# [Given data]
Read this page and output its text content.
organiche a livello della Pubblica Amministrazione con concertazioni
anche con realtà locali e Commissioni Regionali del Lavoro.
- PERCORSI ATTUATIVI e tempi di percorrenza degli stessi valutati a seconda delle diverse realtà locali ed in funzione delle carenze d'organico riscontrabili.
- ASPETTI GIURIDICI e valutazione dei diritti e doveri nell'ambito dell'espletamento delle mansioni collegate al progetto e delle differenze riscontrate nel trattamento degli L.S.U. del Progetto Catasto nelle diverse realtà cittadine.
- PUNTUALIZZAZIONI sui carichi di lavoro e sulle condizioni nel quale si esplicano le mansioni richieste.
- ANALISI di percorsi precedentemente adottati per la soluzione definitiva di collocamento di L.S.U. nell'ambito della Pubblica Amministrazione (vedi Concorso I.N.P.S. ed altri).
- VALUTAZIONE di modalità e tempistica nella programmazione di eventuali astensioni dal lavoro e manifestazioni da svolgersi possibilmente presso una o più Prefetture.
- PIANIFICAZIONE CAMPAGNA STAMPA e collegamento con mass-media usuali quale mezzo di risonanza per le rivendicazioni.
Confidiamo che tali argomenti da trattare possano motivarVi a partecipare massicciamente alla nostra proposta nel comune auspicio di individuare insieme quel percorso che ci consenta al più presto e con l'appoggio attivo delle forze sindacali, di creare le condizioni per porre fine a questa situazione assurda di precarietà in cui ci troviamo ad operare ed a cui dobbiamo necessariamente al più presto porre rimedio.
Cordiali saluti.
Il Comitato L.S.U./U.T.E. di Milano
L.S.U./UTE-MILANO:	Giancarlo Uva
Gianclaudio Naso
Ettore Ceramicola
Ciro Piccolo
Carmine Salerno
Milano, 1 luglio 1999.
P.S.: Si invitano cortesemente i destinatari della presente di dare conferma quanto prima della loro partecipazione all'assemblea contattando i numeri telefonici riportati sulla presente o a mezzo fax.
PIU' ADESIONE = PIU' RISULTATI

# [Stated goal]
Repeat the material above exactly.

# [Expected answer]
Read this page and output its text content.
organiche a livello della Pubblica Amministrazione con concertazioni
anche con realtà locali e Commissioni Regionali del Lavoro.
- PERCORSI ATTUATIVI e tempi di percorrenza degli stessi valutati a seconda delle diverse realtà locali ed in funzione delle carenze d'organico riscontrabili.
- ASPETTI GIURIDICI e valutazione dei diritti e doveri nell'ambito dell'espletamento delle mansioni collegate al progetto e delle differenze riscontrate nel trattamento degli L.S.U. del Progetto Catasto nelle diverse realtà cittadine.
- PUNTUALIZZAZIONI sui carichi di lavoro e sulle condizioni nel quale si esplicano le mansioni richieste.
- ANALISI di percorsi precedentemente adottati per la soluzione definitiva di collocamento di L.S.U. nell'ambito della Pubblica Amministrazione (vedi Concorso I.N.P.S. ed altri).
- VALUTAZIONE di modalità e tempistica nella programmazione di eventuali astensioni dal lavoro e manifestazioni da svolgersi possibilmente presso una o più Prefetture.
- PIANIFICAZIONE CAMPAGNA STAMPA e collegamento con mass-media usuali quale mezzo di risonanza per le rivendicazioni.
Confidiamo che tali argomenti da trattare possano motivarVi a partecipare massicciamente alla nostra proposta nel comune auspicio di individuare insieme quel percorso che ci consenta al più presto e con l'appoggio attivo delle forze sindacali, di creare le condizioni per porre fine a questa situazione assurda di precarietà in cui ci troviamo ad operare ed a cui dobbiamo necessariamente al più presto porre rimedio.
Cordiali saluti.
Il Comitato L.S.U./U.T.E. di Milano
L.S.U./UTE-MILANO:	Giancarlo Uva
Gianclaudio Naso
Ettore Ceramicola
Ciro Piccolo
Carmine Salerno
Milano, 1 luglio 1999.
P.S.: Si invitano cortesemente i destinatari della presente di dare conferma quanto prima della loro partecipazione all'assemblea contattando i numeri telefonici riportati sulla presente o a mezzo fax.
PIU' ADESIONE = PIU' RISULTATI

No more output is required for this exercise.